#### Supplied data

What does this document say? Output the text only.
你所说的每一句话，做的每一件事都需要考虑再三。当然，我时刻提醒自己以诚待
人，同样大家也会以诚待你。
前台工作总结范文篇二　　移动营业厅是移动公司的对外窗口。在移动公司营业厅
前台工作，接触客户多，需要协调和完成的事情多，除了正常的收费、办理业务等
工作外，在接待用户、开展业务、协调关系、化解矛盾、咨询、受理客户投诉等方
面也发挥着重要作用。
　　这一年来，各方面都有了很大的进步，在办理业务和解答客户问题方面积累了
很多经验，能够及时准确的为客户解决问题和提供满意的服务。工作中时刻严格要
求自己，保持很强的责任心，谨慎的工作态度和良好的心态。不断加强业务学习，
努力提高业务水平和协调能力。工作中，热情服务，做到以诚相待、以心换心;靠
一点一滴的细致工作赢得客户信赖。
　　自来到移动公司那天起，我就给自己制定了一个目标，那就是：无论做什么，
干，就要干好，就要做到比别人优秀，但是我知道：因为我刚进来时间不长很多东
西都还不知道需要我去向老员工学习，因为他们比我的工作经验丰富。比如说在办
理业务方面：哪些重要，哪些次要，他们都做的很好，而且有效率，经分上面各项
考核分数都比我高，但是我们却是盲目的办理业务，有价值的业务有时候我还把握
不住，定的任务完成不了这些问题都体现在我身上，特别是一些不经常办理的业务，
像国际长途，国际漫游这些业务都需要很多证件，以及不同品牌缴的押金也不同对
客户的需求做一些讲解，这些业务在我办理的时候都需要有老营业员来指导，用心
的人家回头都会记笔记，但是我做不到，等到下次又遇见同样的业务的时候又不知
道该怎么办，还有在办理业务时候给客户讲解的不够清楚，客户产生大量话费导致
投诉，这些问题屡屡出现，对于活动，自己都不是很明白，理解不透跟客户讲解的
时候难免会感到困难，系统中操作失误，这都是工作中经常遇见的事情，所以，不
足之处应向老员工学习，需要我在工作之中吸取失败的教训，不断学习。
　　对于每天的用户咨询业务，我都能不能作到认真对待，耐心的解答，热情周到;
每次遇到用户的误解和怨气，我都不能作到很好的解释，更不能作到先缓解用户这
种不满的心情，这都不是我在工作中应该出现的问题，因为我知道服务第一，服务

########

## What you have to do
Write out the entries in full, exactly as given.

## Full solution
What does this document say? Output the text only.
你所说的每一句话，做的每一件事都需要考虑再三。当然，我时刻提醒自己以诚待
人，同样大家也会以诚待你。
前台工作总结范文篇二　　移动营业厅是移动公司的对外窗口。在移动公司营业厅
前台工作，接触客户多，需要协调和完成的事情多，除了正常的收费、办理业务等
工作外，在接待用户、开展业务、协调关系、化解矛盾、咨询、受理客户投诉等方
面也发挥着重要作用。
　　这一年来，各方面都有了很大的进步，在办理业务和解答客户问题方面积累了
很多经验，能够及时准确的为客户解决问题和提供满意的服务。工作中时刻严格要
求自己，保持很强的责任心，谨慎的工作态度和良好的心态。不断加强业务学习，
努力提高业务水平和协调能力。工作中，热情服务，做到以诚相待、以心换心;靠
一点一滴的细致工作赢得客户信赖。
　　自来到移动公司那天起，我就给自己制定了一个目标，那就是：无论做什么，
干，就要干好，就要做到比别人优秀，但是我知道：因为我刚进来时间不长很多东
西都还不知道需要我去向老员工学习，因为他们比我的工作经验丰富。比如说在办
理业务方面：哪些重要，哪些次要，他们都做的很好，而且有效率，经分上面各项
考核分数都比我高，但是我们却是盲目的办理业务，有价值的业务有时候我还把握
不住，定的任务完成不了这些问题都体现在我身上，特别是一些不经常办理的业务，
像国际长途，国际漫游这些业务都需要很多证件，以及不同品牌缴的押金也不同对
客户的需求做一些讲解，这些业务在我办理的时候都需要有老营业员来指导，用心
的人家回头都会记笔记，但是我做不到，等到下次又遇见同样的业务的时候又不知
道该怎么办，还有在办理业务时候给客户讲解的不够清楚，客户产生大量话费导致
投诉，这些问题屡屡出现，对于活动，自己都不是很明白，理解不透跟客户讲解的
时候难免会感到困难，系统中操作失误，这都是工作中经常遇见的事情，所以，不
足之处应向老员工学习，需要我在工作之中吸取失败的教训，不断学习。
　　对于每天的用户咨询业务，我都能不能作到认真对待，耐心的解答，热情周到;
每次遇到用户的误解和怨气，我都不能作到很好的解释，更不能作到先缓解用户这
种不满的心情，这都不是我在工作中应该出现的问题，因为我知道服务第一，服务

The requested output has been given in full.